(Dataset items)
★ ★ ★
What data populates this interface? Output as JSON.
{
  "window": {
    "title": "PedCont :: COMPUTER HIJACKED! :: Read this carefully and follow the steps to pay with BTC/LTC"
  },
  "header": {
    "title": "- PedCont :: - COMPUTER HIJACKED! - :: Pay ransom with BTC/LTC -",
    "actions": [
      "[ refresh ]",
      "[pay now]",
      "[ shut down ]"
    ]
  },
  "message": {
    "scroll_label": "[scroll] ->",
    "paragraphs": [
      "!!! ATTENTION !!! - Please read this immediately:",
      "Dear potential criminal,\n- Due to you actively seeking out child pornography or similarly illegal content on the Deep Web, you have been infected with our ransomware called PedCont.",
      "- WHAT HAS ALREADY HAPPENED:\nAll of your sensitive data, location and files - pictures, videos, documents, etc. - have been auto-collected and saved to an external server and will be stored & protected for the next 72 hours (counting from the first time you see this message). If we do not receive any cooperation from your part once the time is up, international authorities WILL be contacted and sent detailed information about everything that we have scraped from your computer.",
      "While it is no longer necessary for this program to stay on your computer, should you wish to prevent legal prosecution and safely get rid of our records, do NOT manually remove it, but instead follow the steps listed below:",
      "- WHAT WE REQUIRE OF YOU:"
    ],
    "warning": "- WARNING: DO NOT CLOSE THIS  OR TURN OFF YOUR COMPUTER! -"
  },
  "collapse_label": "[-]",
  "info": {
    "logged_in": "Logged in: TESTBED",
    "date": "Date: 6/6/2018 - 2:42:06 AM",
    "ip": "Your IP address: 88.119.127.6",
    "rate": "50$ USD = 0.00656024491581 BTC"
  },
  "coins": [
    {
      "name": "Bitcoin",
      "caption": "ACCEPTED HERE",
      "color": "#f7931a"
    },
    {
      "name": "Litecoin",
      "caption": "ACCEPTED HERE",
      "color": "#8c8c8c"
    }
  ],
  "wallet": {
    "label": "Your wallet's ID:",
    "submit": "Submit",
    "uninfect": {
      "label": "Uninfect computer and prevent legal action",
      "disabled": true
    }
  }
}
★ ★ ★
● **SET EXERCISE**
Copy out each record from above, exactly.

● **EXERCISE SOLUTION**
What data populates this interface? Output as JSON.
{
  "window": {
    "title": "PedCont :: COMPUTER HIJACKED! :: Read this carefully and follow the steps to pay with BTC/LTC"
  },
  "header": {
    "title": "- PedCont :: - COMPUTER HIJACKED! - :: Pay ransom with BTC/LTC -",
    "actions": [
      "[ refresh ]",
      "[pay now]",
      "[ shut down ]"
    ]
  },
  "message": {
    "scroll_label": "[scroll] ->",
    "paragraphs": [
      "!!! ATTENTION !!! - Please read this immediately:",
      "Dear potential criminal,\n- Due to you actively seeking out child pornography or similarly illegal content on the Deep Web, you have been infected with our ransomware called PedCont.",
      "- WHAT HAS ALREADY HAPPENED:\nAll of your sensitive data, location and files - pictures, videos, documents, etc. - have been auto-collected and saved to an external server and will be stored & protected for the next 72 hours (counting from the first time you see this message). If we do not receive any cooperation from your part once the time is up, international authorities WILL be contacted and sent detailed information about everything that we have scraped from your computer.",
      "While it is no longer necessary for this program to stay on your computer, should you wish to prevent legal prosecution and safely get rid of our records, do NOT manually remove it, but instead follow the steps listed below:",
      "- WHAT WE REQUIRE OF YOU:"
    ],
    "warning": "- WARNING: DO NOT CLOSE THIS  OR TURN OFF YOUR COMPUTER! -"
  },
  "collapse_label": "[-]",
  "info": {
    "logged_in": "Logged in: TESTBED",
    "date": "Date: 6/6/2018 - 2:42:06 AM",
    "ip": "Your IP address: 88.119.127.6",
    "rate": "50$ USD = 0.00656024491581 BTC"
  },
  "coins": [
    {
      "name": "Bitcoin",
      "caption": "ACCEPTED HERE",
      "color": "#f7931a"
    },
    {
      "name": "Litecoin",
      "caption": "ACCEPTED HERE",
      "color": "#8c8c8c"
    }
  ],
  "wallet": {
    "label": "Your wallet's ID:",
    "submit": "Submit",
    "uninfect": {
      "label": "Uninfect computer and prevent legal action",
      "disabled": true
    }
  }
}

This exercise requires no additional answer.